━━━━━ Information supplied

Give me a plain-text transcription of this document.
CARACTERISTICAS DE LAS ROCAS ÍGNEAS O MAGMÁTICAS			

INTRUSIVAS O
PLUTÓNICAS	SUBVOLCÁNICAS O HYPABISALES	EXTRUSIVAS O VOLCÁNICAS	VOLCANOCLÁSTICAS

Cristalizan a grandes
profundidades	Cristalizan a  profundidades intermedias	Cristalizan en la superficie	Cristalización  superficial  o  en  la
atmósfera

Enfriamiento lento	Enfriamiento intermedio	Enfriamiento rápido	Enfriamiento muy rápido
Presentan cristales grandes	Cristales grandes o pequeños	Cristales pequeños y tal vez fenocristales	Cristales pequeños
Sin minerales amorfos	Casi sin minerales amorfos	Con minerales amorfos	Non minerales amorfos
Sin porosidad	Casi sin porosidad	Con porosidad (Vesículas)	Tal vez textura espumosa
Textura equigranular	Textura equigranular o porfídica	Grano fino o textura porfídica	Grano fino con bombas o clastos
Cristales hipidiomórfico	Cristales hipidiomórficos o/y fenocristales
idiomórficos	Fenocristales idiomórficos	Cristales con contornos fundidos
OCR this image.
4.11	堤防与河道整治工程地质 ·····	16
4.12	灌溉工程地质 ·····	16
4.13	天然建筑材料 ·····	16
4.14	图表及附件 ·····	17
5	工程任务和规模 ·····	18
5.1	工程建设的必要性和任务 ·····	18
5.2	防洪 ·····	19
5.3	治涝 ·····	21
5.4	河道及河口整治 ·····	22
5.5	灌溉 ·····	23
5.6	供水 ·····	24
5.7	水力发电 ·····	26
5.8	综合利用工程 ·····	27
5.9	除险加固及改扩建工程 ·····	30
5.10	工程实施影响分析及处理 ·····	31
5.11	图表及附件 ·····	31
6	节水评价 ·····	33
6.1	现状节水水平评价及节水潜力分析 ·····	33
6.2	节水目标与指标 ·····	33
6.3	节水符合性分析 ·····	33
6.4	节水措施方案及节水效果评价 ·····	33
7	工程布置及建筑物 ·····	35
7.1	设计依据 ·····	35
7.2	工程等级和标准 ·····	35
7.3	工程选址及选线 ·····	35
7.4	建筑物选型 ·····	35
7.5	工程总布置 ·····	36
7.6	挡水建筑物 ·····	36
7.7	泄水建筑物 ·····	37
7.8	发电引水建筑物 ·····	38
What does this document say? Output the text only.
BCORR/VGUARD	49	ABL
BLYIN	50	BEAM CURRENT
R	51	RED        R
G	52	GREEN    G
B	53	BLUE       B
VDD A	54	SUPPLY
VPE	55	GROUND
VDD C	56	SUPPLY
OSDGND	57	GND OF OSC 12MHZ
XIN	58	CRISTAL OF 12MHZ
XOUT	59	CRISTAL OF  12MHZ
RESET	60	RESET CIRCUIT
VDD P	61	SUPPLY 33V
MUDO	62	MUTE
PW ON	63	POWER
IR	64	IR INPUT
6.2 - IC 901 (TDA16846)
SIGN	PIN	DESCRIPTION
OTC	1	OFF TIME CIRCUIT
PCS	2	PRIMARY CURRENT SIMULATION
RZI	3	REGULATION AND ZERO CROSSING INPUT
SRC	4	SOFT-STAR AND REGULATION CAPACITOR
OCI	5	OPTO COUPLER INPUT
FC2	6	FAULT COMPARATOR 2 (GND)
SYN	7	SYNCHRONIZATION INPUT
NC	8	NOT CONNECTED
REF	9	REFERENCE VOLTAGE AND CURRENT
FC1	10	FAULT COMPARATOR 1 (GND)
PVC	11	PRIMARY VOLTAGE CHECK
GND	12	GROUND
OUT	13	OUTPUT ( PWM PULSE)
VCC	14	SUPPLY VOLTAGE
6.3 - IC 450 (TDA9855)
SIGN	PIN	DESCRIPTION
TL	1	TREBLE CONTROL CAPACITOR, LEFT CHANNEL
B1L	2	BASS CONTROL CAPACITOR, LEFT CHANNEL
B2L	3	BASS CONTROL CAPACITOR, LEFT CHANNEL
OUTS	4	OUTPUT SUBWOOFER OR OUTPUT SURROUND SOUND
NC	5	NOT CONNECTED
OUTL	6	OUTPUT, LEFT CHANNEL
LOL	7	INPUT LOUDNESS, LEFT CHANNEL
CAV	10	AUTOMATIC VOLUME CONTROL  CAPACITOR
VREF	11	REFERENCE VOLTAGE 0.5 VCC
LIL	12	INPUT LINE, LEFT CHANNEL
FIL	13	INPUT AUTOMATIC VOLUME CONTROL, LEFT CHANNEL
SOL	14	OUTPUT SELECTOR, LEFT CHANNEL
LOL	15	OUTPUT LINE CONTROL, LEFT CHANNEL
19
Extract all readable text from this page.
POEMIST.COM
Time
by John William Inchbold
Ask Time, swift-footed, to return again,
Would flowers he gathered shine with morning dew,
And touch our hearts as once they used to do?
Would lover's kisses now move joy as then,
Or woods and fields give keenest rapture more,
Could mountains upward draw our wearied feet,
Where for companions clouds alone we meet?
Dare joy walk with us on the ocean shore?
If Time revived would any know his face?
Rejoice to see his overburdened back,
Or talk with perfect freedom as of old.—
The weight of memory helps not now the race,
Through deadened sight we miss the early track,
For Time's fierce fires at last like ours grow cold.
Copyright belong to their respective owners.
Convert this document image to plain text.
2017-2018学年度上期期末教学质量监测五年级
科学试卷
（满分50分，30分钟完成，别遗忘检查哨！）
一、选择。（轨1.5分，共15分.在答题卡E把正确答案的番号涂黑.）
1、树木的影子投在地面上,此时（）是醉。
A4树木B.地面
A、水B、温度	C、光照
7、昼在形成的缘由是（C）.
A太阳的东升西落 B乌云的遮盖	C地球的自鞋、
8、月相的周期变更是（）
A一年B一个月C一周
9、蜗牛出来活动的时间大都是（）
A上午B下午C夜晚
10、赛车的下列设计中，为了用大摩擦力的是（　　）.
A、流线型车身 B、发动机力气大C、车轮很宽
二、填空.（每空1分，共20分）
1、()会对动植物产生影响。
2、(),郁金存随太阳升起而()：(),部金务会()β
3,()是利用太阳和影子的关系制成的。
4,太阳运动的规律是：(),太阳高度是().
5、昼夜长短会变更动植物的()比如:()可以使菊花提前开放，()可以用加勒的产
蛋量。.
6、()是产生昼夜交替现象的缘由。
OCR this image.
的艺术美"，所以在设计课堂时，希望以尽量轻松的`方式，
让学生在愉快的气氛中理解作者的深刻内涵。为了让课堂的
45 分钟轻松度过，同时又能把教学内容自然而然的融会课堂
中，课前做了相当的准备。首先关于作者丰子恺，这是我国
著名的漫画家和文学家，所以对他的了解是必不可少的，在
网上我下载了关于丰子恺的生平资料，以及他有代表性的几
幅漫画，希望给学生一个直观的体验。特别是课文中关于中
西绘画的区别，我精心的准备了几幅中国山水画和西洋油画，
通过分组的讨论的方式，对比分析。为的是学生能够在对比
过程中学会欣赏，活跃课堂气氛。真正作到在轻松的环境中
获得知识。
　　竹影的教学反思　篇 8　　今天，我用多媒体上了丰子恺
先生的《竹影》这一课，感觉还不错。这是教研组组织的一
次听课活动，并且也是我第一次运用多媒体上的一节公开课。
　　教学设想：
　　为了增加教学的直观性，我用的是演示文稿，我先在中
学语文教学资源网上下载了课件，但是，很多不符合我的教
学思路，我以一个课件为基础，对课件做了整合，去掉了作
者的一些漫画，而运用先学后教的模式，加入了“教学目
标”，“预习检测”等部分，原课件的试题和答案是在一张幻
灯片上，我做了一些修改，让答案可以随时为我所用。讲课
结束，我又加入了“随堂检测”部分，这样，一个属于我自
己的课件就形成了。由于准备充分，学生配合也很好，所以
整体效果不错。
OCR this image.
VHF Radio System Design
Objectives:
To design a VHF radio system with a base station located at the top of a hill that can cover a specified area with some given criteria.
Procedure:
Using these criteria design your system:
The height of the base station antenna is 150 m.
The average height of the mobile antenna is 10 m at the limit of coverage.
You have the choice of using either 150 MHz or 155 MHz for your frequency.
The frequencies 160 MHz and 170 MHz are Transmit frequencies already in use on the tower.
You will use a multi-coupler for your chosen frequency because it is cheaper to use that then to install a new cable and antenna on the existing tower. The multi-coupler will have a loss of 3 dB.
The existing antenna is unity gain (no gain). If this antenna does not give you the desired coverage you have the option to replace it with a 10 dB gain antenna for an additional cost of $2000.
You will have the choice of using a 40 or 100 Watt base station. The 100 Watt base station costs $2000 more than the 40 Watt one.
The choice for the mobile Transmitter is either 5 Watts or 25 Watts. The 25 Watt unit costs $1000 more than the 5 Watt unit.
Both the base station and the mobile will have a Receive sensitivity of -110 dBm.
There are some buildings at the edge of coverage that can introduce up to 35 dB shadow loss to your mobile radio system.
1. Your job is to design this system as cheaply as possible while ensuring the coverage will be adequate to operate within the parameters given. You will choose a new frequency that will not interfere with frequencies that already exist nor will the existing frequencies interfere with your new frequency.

━━━━━━━━━━

* **Prompt**
Report only the number of lines in the records that include the word "Watt".

* **Solution to this task**
2